• _EXERCISE PROMPT_
Output each entry verbatim and exclude every picture from it.

##############################

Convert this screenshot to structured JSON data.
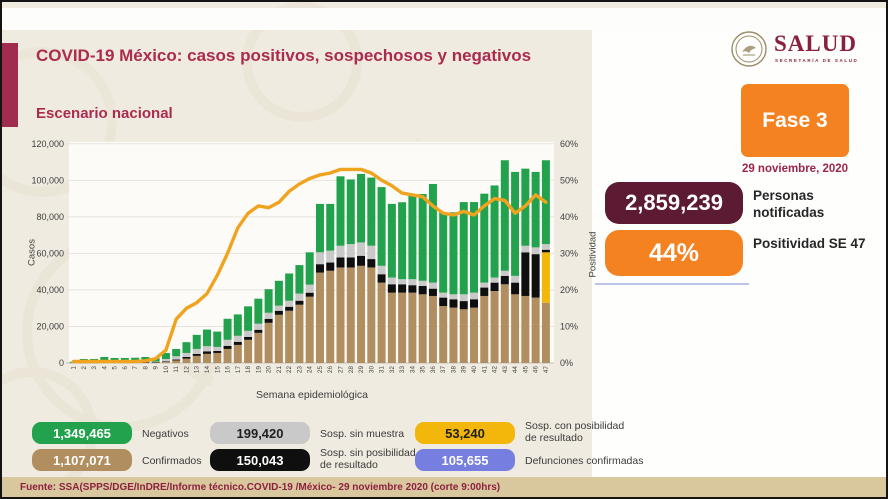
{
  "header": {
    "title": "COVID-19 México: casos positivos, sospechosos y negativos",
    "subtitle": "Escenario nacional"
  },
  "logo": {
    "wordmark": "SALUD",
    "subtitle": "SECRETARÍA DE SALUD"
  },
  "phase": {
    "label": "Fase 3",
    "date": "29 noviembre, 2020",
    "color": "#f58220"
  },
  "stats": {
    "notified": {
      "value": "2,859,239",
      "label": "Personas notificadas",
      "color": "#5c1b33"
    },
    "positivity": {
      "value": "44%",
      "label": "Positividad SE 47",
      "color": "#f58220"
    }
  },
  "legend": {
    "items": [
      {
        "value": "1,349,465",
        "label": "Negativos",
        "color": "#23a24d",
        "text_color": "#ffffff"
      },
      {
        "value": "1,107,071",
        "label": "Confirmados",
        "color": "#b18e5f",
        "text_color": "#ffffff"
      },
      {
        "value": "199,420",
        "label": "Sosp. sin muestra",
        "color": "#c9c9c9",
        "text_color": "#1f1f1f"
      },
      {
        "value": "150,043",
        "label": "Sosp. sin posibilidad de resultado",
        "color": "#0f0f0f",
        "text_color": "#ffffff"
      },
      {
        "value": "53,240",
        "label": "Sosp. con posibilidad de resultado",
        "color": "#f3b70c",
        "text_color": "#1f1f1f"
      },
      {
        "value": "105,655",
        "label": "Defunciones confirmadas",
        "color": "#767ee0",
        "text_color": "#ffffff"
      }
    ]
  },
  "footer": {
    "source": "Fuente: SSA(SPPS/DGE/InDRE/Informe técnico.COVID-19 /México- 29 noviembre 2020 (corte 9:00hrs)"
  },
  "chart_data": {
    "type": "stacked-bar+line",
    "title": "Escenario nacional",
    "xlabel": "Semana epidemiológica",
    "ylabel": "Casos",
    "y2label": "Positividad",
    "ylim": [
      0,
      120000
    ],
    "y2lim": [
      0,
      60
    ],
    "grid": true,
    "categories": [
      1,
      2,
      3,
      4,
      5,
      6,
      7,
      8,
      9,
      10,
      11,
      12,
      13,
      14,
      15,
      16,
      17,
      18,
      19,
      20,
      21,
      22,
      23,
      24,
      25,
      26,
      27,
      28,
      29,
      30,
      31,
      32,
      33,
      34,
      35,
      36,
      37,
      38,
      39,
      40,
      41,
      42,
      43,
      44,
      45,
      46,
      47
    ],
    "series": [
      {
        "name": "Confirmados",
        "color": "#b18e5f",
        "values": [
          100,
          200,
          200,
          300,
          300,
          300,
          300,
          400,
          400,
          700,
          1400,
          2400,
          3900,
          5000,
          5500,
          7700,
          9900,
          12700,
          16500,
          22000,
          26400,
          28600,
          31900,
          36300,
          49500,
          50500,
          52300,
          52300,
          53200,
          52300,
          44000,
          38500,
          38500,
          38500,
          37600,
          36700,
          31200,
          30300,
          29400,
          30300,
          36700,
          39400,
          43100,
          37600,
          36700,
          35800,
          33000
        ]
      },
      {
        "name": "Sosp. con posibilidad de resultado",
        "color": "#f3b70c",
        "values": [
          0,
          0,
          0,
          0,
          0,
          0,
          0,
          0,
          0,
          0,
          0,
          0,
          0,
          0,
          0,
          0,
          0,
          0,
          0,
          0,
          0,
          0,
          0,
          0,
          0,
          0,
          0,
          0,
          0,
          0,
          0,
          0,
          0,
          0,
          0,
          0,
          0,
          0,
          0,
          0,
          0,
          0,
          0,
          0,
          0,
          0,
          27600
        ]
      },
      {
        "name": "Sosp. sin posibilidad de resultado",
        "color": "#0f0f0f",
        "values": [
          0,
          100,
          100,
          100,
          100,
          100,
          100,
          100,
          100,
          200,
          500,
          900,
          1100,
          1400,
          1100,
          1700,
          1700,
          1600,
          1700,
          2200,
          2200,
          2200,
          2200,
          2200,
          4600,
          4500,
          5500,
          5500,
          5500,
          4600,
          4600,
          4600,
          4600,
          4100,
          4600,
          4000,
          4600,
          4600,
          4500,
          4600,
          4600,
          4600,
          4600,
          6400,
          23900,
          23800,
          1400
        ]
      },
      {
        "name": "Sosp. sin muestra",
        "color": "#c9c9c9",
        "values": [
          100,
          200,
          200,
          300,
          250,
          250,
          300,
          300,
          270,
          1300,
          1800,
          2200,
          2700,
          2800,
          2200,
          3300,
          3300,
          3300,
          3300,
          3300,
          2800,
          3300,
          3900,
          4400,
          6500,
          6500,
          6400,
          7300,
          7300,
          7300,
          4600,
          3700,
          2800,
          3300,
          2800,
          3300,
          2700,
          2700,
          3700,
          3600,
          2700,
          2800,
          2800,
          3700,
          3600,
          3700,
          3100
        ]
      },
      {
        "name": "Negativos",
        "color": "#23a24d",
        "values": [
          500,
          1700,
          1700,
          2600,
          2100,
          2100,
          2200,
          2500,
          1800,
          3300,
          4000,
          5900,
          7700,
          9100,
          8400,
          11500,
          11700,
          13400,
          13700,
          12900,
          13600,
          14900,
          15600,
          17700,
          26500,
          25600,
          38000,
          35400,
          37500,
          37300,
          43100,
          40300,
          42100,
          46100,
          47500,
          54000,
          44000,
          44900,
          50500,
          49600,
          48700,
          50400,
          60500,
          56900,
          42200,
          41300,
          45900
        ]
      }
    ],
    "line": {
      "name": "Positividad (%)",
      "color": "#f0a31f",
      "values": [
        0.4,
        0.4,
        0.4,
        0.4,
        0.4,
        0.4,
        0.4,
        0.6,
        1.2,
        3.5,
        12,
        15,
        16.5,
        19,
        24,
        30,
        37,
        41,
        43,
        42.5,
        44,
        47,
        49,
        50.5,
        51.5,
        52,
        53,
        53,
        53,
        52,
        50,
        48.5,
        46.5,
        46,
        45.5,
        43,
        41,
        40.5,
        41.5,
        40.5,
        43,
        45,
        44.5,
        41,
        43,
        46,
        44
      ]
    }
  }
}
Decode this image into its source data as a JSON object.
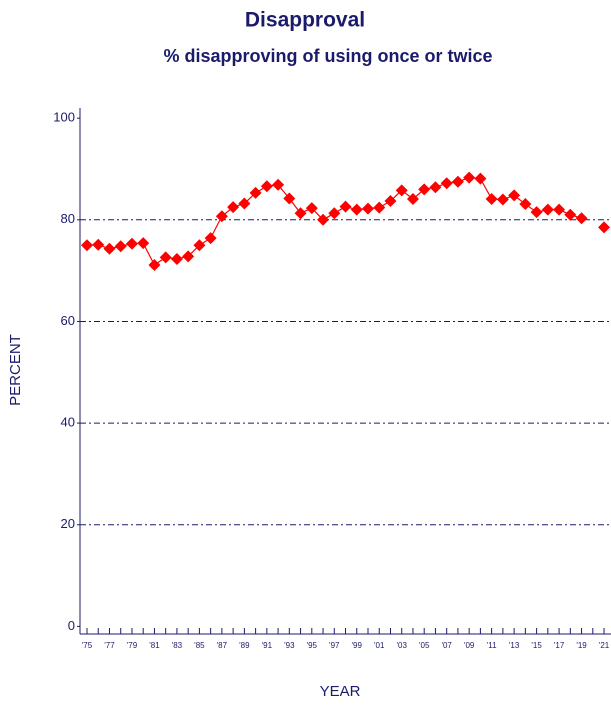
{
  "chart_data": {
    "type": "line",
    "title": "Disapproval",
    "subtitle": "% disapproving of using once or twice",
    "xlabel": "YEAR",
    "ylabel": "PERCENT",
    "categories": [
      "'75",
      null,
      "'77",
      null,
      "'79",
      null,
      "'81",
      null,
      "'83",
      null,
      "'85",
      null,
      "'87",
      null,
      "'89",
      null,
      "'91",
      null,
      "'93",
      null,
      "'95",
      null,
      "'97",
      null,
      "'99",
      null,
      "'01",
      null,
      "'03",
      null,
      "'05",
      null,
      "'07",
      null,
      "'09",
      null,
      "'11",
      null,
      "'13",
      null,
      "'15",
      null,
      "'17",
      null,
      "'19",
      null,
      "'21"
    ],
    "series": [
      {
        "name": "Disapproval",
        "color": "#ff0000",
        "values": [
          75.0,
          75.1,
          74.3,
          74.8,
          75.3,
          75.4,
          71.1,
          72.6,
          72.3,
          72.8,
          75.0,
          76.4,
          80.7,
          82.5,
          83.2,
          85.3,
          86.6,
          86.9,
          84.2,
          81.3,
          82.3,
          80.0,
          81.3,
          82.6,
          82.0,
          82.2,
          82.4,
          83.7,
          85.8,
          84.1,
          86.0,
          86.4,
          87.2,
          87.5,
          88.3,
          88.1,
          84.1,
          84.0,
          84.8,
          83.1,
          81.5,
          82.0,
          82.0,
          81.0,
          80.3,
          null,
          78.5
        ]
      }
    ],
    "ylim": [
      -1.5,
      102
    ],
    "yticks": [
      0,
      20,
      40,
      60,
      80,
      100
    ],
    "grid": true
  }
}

##############################

• _ANSWER TO THIS TASK_
Convert this screenshot to structured JSON data.
{
  "header": {
    "title": "COVID-19 México: casos positivos, sospechosos y negativos",
    "subtitle": "Escenario nacional"
  },
  "logo": {
    "wordmark": "SALUD",
    "subtitle": "SECRETARÍA DE SALUD"
  },
  "phase": {
    "label": "Fase 3",
    "date": "29 noviembre, 2020",
    "color": "#f58220"
  },
  "stats": {
    "notified": {
      "value": "2,859,239",
      "label": "Personas notificadas",
      "color": "#5c1b33"
    },
    "positivity": {
      "value": "44%",
      "label": "Positividad SE 47",
      "color": "#f58220"
    }
  },
  "legend": {
    "items": [
      {
        "value": "1,349,465",
        "label": "Negativos",
        "color": "#23a24d",
        "text_color": "#ffffff"
      },
      {
        "value": "1,107,071",
        "label": "Confirmados",
        "color": "#b18e5f",
        "text_color": "#ffffff"
      },
      {
        "value": "199,420",
        "label": "Sosp. sin muestra",
        "color": "#c9c9c9",
        "text_color": "#1f1f1f"
      },
      {
        "value": "150,043",
        "label": "Sosp. sin posibilidad de resultado",
        "color": "#0f0f0f",
        "text_color": "#ffffff"
      },
      {
        "value": "53,240",
        "label": "Sosp. con posibilidad de resultado",
        "color": "#f3b70c",
        "text_color": "#1f1f1f"
      },
      {
        "value": "105,655",
        "label": "Defunciones confirmadas",
        "color": "#767ee0",
        "text_color": "#ffffff"
      }
    ]
  },
  "footer": {
    "source": "Fuente: SSA(SPPS/DGE/InDRE/Informe técnico.COVID-19 /México- 29 noviembre 2020 (corte 9:00hrs)"
  },
  "chart_data": {
    "type": "stacked-bar+line",
    "title": "Escenario nacional",
    "xlabel": "Semana epidemiológica",
    "ylabel": "Casos",
    "y2label": "Positividad",
    "ylim": [
      0,
      120000
    ],
    "y2lim": [
      0,
      60
    ],
    "grid": true,
    "categories": [
      1,
      2,
      3,
      4,
      5,
      6,
      7,
      8,
      9,
      10,
      11,
      12,
      13,
      14,
      15,
      16,
      17,
      18,
      19,
      20,
      21,
      22,
      23,
      24,
      25,
      26,
      27,
      28,
      29,
      30,
      31,
      32,
      33,
      34,
      35,
      36,
      37,
      38,
      39,
      40,
      41,
      42,
      43,
      44,
      45,
      46,
      47
    ],
    "series": [
      {
        "name": "Confirmados",
        "color": "#b18e5f",
        "values": [
          100,
          200,
          200,
          300,
          300,
          300,
          300,
          400,
          400,
          700,
          1400,
          2400,
          3900,
          5000,
          5500,
          7700,
          9900,
          12700,
          16500,
          22000,
          26400,
          28600,
          31900,
          36300,
          49500,
          50500,
          52300,
          52300,
          53200,
          52300,
          44000,
          38500,
          38500,
          38500,
          37600,
          36700,
          31200,
          30300,
          29400,
          30300,
          36700,
          39400,
          43100,
          37600,
          36700,
          35800,
          33000
        ]
      },
      {
        "name": "Sosp. con posibilidad de resultado",
        "color": "#f3b70c",
        "values": [
          0,
          0,
          0,
          0,
          0,
          0,
          0,
          0,
          0,
          0,
          0,
          0,
          0,
          0,
          0,
          0,
          0,
          0,
          0,
          0,
          0,
          0,
          0,
          0,
          0,
          0,
          0,
          0,
          0,
          0,
          0,
          0,
          0,
          0,
          0,
          0,
          0,
          0,
          0,
          0,
          0,
          0,
          0,
          0,
          0,
          0,
          27600
        ]
      },
      {
        "name": "Sosp. sin posibilidad de resultado",
        "color": "#0f0f0f",
        "values": [
          0,
          100,
          100,
          100,
          100,
          100,
          100,
          100,
          100,
          200,
          500,
          900,
          1100,
          1400,
          1100,
          1700,
          1700,
          1600,
          1700,
          2200,
          2200,
          2200,
          2200,
          2200,
          4600,
          4500,
          5500,
          5500,
          5500,
          4600,
          4600,
          4600,
          4600,
          4100,
          4600,
          4000,
          4600,
          4600,
          4500,
          4600,
          4600,
          4600,
          4600,
          6400,
          23900,
          23800,
          1400
        ]
      },
      {
        "name": "Sosp. sin muestra",
        "color": "#c9c9c9",
        "values": [
          100,
          200,
          200,
          300,
          250,
          250,
          300,
          300,
          270,
          1300,
          1800,
          2200,
          2700,
          2800,
          2200,
          3300,
          3300,
          3300,
          3300,
          3300,
          2800,
          3300,
          3900,
          4400,
          6500,
          6500,
          6400,
          7300,
          7300,
          7300,
          4600,
          3700,
          2800,
          3300,
          2800,
          3300,
          2700,
          2700,
          3700,
          3600,
          2700,
          2800,
          2800,
          3700,
          3600,
          3700,
          3100
        ]
      },
      {
        "name": "Negativos",
        "color": "#23a24d",
        "values": [
          500,
          1700,
          1700,
          2600,
          2100,
          2100,
          2200,
          2500,
          1800,
          3300,
          4000,
          5900,
          7700,
          9100,
          8400,
          11500,
          11700,
          13400,
          13700,
          12900,
          13600,
          14900,
          15600,
          17700,
          26500,
          25600,
          38000,
          35400,
          37500,
          37300,
          43100,
          40300,
          42100,
          46100,
          47500,
          54000,
          44000,
          44900,
          50500,
          49600,
          48700,
          50400,
          60500,
          56900,
          42200,
          41300,
          45900
        ]
      }
    ],
    "line": {
      "name": "Positividad (%)",
      "color": "#f0a31f",
      "values": [
        0.4,
        0.4,
        0.4,
        0.4,
        0.4,
        0.4,
        0.4,
        0.6,
        1.2,
        3.5,
        12,
        15,
        16.5,
        19,
        24,
        30,
        37,
        41,
        43,
        42.5,
        44,
        47,
        49,
        50.5,
        51.5,
        52,
        53,
        53,
        53,
        52,
        50,
        48.5,
        46.5,
        46,
        45.5,
        43,
        41,
        40.5,
        41.5,
        40.5,
        43,
        45,
        44.5,
        41,
        43,
        46,
        44
      ]
    }
  }
}
Decode this image into its source data as a JSON object.
{
  "chart_data": {
    "type": "line",
    "title": "Disapproval",
    "subtitle": "% disapproving of using once or twice",
    "xlabel": "YEAR",
    "ylabel": "PERCENT",
    "categories": [
      "'75",
      null,
      "'77",
      null,
      "'79",
      null,
      "'81",
      null,
      "'83",
      null,
      "'85",
      null,
      "'87",
      null,
      "'89",
      null,
      "'91",
      null,
      "'93",
      null,
      "'95",
      null,
      "'97",
      null,
      "'99",
      null,
      "'01",
      null,
      "'03",
      null,
      "'05",
      null,
      "'07",
      null,
      "'09",
      null,
      "'11",
      null,
      "'13",
      null,
      "'15",
      null,
      "'17",
      null,
      "'19",
      null,
      "'21"
    ],
    "series": [
      {
        "name": "Disapproval",
        "color": "#ff0000",
        "values": [
          75.0,
          75.1,
          74.3,
          74.8,
          75.3,
          75.4,
          71.1,
          72.6,
          72.3,
          72.8,
          75.0,
          76.4,
          80.7,
          82.5,
          83.2,
          85.3,
          86.6,
          86.9,
          84.2,
          81.3,
          82.3,
          80.0,
          81.3,
          82.6,
          82.0,
          82.2,
          82.4,
          83.7,
          85.8,
          84.1,
          86.0,
          86.4,
          87.2,
          87.5,
          88.3,
          88.1,
          84.1,
          84.0,
          84.8,
          83.1,
          81.5,
          82.0,
          82.0,
          81.0,
          80.3,
          null,
          78.5
        ]
      }
    ],
    "ylim": [
      -1.5,
      102
    ],
    "yticks": [
      0,
      20,
      40,
      60,
      80,
      100
    ],
    "grid": true
  }
}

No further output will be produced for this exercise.